▶ _Short problem_: Look through the material and copy each line holding "Cart".
::::
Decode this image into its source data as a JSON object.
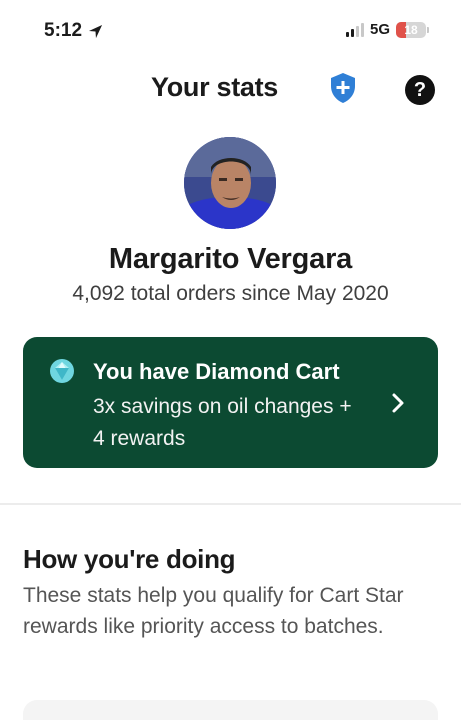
{
  "status_bar": {
    "time": "5:12",
    "network": "5G",
    "battery": "18"
  },
  "header": {
    "title": "Your stats"
  },
  "profile": {
    "name": "Margarito Vergara",
    "orders_text": "4,092 total orders since May 2020"
  },
  "diamond_card": {
    "title": "You have Diamond Cart",
    "description": "3x savings on oil changes + 4 rewards"
  },
  "section": {
    "title": "How you're doing",
    "description": "These stats help you qualify for Cart Star rewards like priority access to batches."
  },
  "icons": {
    "location": "location-arrow-icon",
    "shield": "shield-plus-icon",
    "help": "question-mark-icon",
    "gem": "diamond-gem-icon",
    "chevron": "chevron-right-icon"
  },
  "colors": {
    "card_background": "#0c4a32",
    "shield_blue": "#2f7fd6",
    "battery_red": "#e0524a"
  }
}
::::
▶ _Output of the task_:
    "title": "You have Diamond Cart",
    "description": "These stats help you qualify for Cart Star rewards like priority access to batches."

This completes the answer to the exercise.